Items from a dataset
* * *
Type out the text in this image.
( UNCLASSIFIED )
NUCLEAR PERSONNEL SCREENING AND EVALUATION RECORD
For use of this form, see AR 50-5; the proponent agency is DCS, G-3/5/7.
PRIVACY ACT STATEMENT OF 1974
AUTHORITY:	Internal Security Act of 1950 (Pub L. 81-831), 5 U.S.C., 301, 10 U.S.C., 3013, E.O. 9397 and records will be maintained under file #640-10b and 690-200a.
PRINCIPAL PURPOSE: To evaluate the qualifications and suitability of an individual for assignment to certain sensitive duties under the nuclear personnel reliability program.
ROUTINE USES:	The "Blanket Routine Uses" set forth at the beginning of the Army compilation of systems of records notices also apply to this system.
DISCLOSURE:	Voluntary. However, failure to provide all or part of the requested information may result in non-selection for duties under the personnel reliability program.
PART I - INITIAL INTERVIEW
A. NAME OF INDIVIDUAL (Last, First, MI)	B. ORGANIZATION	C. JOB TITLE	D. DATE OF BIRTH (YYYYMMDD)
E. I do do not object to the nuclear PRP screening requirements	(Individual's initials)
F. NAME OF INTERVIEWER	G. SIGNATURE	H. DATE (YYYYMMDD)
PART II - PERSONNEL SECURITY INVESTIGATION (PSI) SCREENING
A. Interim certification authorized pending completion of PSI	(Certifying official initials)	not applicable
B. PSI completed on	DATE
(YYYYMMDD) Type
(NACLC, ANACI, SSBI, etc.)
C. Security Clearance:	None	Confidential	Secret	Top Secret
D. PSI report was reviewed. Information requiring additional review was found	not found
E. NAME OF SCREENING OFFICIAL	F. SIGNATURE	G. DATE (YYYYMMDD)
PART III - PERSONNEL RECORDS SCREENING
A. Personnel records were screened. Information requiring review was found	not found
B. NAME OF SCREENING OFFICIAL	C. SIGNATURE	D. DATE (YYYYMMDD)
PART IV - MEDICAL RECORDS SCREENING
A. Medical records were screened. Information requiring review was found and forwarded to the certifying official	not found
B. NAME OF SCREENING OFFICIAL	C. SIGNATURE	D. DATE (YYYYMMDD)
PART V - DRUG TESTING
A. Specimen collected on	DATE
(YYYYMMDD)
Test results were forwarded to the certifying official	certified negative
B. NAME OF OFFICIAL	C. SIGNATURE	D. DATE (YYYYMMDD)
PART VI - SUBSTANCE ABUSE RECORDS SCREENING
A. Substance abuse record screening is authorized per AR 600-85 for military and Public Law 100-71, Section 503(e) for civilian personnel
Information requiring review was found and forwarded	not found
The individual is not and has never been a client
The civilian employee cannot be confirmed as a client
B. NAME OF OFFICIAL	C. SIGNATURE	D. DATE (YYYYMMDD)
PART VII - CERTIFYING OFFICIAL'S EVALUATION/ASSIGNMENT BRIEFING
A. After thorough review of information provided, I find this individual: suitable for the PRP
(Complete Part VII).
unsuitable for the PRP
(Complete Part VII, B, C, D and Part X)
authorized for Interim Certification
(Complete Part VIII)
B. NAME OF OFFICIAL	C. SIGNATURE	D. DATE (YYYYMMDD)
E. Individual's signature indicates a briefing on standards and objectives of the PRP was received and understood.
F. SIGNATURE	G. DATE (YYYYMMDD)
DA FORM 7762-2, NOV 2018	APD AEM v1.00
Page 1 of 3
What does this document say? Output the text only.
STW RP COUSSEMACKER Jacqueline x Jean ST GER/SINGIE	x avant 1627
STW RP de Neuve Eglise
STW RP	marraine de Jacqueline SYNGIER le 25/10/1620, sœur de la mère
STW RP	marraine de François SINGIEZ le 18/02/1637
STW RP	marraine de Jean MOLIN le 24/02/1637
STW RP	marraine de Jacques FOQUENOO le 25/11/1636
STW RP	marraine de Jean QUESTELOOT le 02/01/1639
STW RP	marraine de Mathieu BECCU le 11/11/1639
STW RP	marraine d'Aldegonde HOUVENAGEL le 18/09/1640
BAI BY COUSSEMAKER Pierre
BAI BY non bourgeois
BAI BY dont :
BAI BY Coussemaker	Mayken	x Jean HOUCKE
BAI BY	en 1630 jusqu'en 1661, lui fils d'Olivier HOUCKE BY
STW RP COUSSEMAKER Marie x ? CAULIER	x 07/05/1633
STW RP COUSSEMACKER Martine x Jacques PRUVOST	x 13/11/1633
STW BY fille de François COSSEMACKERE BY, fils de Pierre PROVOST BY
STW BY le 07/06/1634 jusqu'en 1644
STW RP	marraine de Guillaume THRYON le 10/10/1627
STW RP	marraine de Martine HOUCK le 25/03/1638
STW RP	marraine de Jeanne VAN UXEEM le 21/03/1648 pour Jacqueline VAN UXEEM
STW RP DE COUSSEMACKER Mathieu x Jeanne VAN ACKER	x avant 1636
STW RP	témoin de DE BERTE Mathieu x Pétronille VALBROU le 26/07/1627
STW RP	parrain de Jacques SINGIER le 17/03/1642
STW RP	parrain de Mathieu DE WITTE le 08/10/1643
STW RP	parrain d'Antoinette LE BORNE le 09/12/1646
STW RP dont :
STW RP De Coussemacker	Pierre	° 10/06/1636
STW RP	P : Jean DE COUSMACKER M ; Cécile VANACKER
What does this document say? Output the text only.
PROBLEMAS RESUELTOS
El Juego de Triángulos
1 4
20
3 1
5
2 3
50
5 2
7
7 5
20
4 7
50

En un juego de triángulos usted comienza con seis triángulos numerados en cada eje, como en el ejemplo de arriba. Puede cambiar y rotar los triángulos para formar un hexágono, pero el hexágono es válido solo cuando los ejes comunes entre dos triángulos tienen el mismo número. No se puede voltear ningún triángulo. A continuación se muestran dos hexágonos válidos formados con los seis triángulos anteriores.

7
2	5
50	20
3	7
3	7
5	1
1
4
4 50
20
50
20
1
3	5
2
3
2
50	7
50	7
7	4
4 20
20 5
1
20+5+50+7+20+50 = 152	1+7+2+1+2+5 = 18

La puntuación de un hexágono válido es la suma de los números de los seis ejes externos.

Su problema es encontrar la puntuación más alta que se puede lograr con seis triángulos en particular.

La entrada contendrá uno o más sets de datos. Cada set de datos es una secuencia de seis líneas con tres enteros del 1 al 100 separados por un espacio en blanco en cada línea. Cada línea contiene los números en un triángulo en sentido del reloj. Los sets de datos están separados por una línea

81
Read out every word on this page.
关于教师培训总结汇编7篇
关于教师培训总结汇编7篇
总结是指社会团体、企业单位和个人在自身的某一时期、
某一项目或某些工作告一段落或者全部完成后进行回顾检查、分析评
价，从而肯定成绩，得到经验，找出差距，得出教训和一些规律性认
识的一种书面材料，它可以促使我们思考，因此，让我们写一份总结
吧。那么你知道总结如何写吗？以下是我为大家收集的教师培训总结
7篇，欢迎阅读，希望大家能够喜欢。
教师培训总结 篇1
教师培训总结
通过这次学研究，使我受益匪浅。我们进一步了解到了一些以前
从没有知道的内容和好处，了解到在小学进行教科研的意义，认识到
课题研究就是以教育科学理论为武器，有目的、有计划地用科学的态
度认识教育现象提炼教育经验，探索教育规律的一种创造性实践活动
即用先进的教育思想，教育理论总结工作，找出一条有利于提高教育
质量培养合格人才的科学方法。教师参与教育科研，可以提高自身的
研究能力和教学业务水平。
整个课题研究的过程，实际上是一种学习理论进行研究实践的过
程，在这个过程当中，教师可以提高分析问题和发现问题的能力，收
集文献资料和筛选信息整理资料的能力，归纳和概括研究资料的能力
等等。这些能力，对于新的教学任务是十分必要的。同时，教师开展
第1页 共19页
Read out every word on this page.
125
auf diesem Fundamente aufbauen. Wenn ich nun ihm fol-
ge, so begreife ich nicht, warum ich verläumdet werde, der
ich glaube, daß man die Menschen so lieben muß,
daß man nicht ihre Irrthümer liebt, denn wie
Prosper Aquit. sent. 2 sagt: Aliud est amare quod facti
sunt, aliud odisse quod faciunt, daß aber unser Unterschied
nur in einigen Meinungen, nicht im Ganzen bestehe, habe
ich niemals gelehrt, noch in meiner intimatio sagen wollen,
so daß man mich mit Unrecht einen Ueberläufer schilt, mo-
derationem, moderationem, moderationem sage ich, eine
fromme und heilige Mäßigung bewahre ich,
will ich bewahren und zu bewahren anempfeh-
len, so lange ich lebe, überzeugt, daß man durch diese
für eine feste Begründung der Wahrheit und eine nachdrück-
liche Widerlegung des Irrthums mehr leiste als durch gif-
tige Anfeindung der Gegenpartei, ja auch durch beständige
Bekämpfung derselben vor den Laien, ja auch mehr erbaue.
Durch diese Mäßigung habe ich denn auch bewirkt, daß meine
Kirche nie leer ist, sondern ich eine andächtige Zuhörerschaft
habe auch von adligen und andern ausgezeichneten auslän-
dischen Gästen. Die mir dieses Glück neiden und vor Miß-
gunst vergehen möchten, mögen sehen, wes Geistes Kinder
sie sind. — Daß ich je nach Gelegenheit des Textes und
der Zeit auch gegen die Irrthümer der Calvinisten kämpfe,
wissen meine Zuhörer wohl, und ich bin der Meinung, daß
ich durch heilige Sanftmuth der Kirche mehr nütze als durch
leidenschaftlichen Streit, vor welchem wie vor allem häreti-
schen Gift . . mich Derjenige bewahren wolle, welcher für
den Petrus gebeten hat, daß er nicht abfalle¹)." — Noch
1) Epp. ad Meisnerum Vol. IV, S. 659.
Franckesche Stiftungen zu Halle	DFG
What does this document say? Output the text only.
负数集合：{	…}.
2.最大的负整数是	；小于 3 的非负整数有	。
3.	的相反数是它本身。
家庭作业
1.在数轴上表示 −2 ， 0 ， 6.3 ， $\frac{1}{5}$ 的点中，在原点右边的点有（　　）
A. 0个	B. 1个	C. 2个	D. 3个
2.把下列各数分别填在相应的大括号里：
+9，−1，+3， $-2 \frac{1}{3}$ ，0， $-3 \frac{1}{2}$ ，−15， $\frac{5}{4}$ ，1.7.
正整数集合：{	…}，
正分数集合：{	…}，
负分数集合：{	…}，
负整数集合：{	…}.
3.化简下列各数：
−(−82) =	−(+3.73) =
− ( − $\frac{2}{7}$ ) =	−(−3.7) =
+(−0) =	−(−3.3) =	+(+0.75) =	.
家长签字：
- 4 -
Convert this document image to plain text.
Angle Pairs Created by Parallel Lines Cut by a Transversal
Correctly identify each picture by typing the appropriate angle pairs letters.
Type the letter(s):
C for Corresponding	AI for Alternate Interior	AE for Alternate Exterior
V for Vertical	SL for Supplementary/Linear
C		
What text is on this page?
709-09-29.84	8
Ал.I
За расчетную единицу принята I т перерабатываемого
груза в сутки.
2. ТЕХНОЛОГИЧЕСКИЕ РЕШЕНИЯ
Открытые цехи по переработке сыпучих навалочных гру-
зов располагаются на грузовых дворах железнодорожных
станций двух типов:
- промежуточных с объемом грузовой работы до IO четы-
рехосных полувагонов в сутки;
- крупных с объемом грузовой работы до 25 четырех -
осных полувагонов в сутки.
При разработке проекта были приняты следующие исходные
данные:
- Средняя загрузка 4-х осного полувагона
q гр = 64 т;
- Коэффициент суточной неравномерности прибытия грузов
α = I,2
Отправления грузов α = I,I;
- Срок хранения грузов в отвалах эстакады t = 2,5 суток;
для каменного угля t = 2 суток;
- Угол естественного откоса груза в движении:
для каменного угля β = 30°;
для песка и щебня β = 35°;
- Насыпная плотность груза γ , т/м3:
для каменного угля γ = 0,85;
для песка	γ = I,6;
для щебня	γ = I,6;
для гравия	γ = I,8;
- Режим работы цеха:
* * *
Give only the number of lines in the material above that include the word "civilian".

◆ **CORRECT OUTPUT**:
2